**SHORT PROBLEM:** Below are the records. List every line holding the word "walls".

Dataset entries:

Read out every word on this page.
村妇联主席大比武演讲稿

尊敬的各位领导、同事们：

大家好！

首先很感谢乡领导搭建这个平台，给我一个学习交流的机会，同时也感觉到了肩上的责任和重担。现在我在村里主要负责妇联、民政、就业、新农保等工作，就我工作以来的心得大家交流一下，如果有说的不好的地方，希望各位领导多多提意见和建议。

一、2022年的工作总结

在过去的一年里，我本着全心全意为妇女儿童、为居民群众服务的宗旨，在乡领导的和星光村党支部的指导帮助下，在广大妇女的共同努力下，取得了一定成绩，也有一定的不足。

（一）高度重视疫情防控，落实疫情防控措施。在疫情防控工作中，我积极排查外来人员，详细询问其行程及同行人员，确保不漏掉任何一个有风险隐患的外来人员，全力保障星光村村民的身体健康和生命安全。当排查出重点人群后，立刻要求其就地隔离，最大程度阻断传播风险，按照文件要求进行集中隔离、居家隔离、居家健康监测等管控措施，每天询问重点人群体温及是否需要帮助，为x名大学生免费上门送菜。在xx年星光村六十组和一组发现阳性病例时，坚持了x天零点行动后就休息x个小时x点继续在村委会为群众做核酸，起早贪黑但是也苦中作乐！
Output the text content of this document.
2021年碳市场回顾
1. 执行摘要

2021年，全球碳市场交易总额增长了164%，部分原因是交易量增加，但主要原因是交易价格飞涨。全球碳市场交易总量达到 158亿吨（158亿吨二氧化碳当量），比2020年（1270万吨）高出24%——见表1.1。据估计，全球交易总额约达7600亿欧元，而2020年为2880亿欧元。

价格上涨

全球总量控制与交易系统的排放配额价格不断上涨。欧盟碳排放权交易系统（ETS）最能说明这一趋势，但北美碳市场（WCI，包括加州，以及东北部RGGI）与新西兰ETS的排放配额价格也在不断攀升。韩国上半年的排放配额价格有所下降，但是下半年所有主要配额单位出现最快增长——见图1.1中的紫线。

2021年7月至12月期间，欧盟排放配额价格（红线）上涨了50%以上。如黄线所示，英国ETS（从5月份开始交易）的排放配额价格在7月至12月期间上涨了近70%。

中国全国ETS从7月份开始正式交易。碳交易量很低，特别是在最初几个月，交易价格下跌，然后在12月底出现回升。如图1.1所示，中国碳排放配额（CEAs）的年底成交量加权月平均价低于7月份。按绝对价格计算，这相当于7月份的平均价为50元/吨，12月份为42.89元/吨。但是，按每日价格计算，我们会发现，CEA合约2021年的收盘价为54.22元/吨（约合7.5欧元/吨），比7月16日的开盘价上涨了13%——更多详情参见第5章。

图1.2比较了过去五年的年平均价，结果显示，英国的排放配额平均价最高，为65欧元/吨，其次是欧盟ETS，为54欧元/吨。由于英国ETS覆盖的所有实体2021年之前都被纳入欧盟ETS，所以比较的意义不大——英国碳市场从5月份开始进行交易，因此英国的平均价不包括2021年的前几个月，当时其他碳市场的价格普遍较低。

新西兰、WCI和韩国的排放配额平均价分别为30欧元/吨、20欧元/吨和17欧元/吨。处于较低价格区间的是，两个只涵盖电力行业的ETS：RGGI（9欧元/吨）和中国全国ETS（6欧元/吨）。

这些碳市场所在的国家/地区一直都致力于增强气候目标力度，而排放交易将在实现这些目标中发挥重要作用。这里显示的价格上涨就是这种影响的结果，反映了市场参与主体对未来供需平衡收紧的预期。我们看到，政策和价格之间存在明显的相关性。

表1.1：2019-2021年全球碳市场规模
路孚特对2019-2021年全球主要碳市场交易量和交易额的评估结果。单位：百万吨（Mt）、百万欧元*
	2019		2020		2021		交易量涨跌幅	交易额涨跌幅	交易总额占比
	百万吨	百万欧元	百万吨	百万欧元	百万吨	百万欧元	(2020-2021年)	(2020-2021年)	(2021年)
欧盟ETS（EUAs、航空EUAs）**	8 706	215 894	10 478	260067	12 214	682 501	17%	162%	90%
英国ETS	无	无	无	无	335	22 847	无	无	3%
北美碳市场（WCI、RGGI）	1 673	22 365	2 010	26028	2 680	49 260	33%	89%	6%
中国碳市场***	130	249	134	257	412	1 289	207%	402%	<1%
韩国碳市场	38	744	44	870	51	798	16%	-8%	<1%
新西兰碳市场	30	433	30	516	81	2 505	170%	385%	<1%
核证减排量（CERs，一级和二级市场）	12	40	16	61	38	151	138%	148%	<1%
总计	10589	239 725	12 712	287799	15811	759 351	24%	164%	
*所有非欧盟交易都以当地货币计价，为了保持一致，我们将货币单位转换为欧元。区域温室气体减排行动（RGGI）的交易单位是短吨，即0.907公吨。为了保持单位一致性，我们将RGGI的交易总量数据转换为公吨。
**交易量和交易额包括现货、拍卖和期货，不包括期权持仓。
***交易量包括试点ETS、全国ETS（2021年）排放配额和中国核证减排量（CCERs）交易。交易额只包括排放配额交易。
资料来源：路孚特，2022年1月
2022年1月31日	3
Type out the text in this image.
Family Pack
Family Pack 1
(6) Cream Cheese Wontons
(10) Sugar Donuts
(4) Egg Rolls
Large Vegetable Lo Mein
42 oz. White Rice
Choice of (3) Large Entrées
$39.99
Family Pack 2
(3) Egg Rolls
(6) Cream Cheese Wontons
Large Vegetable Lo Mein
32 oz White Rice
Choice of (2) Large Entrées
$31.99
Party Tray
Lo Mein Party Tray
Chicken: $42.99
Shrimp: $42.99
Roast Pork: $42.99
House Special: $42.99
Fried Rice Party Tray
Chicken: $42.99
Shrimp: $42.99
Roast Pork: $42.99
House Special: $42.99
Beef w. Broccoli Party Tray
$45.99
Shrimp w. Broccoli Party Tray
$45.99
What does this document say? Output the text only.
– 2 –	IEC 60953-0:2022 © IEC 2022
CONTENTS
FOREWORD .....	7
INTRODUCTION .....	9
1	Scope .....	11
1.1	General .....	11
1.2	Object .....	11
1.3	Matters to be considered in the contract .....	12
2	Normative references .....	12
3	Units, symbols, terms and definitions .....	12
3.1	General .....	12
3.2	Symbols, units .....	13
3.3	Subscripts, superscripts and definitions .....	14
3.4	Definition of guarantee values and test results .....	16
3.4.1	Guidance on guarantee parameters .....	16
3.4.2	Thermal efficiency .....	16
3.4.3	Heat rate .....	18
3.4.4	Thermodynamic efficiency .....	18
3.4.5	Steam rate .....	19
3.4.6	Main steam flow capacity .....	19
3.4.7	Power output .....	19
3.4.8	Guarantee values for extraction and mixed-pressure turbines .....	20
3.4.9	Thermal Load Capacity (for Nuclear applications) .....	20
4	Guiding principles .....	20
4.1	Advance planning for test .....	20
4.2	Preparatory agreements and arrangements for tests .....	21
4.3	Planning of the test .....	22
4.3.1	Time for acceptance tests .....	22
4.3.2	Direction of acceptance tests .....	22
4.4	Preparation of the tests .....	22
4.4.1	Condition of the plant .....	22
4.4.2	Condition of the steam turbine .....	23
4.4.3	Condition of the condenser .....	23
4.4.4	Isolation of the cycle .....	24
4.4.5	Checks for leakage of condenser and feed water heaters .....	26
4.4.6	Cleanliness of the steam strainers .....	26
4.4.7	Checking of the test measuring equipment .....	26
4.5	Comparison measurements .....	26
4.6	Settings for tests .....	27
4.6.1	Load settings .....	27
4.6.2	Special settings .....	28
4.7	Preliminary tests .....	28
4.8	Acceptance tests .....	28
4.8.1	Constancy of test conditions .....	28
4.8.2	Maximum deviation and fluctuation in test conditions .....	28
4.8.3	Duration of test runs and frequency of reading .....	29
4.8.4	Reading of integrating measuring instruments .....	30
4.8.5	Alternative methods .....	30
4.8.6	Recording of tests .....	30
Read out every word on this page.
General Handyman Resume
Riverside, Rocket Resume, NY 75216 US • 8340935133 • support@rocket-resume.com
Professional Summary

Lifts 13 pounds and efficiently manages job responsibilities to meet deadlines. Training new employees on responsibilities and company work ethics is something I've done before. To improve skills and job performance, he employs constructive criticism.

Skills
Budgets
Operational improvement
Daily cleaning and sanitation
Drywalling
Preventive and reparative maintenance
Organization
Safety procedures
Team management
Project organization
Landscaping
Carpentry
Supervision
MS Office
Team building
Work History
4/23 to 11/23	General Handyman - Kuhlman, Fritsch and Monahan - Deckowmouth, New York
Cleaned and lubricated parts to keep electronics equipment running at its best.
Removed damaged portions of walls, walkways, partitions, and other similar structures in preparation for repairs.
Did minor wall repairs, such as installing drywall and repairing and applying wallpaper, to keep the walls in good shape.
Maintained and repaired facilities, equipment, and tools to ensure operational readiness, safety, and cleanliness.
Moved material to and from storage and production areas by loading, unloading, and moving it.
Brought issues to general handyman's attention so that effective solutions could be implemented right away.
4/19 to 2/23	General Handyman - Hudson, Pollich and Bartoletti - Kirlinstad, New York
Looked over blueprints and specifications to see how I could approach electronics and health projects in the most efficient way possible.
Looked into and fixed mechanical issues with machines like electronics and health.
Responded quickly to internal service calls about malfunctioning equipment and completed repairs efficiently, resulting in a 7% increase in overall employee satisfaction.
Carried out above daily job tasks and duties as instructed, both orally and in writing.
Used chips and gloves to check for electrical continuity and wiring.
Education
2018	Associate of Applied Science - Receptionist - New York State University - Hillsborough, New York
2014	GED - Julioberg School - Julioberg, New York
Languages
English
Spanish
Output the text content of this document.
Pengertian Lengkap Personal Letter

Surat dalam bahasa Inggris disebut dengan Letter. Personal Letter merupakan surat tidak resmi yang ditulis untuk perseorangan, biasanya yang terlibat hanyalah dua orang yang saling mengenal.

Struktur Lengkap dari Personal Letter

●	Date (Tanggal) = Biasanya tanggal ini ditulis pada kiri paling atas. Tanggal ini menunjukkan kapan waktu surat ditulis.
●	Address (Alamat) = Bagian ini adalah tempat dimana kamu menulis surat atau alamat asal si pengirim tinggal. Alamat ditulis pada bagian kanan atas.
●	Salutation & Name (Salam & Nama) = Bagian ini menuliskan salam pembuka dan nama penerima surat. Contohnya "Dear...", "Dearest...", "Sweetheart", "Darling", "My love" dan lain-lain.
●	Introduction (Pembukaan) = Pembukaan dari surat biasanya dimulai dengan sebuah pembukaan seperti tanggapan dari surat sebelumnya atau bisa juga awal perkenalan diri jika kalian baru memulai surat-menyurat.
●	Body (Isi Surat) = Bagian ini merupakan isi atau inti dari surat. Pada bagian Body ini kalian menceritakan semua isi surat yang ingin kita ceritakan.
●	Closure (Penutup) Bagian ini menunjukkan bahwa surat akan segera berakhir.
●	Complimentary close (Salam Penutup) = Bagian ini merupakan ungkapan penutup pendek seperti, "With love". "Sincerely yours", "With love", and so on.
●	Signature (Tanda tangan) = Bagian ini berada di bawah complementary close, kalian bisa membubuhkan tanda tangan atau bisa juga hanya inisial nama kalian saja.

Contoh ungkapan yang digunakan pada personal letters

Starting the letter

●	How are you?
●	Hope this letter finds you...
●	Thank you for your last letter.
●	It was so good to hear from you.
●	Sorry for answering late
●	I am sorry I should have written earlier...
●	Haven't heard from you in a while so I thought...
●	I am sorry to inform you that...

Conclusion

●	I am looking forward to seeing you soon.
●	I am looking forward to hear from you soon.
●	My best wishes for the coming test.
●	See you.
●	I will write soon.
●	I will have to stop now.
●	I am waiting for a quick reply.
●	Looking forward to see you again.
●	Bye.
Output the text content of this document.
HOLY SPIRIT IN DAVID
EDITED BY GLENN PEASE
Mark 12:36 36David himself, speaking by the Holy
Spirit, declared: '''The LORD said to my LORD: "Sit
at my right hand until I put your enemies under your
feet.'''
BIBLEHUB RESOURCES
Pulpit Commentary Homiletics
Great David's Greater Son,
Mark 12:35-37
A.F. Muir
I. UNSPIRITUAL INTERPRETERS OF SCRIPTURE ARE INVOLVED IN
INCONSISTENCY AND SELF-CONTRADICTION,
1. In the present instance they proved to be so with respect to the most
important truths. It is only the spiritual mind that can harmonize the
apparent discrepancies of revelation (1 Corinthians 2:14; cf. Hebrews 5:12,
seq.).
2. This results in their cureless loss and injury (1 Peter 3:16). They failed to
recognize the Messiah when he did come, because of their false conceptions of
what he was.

**FINISHED TASK:**
Removed damaged portions of walls, walkways, partitions, and other similar structures in preparation for repairs.
Did minor wall repairs, such as installing drywall and repairing and applying wallpaper, to keep the walls in good shape.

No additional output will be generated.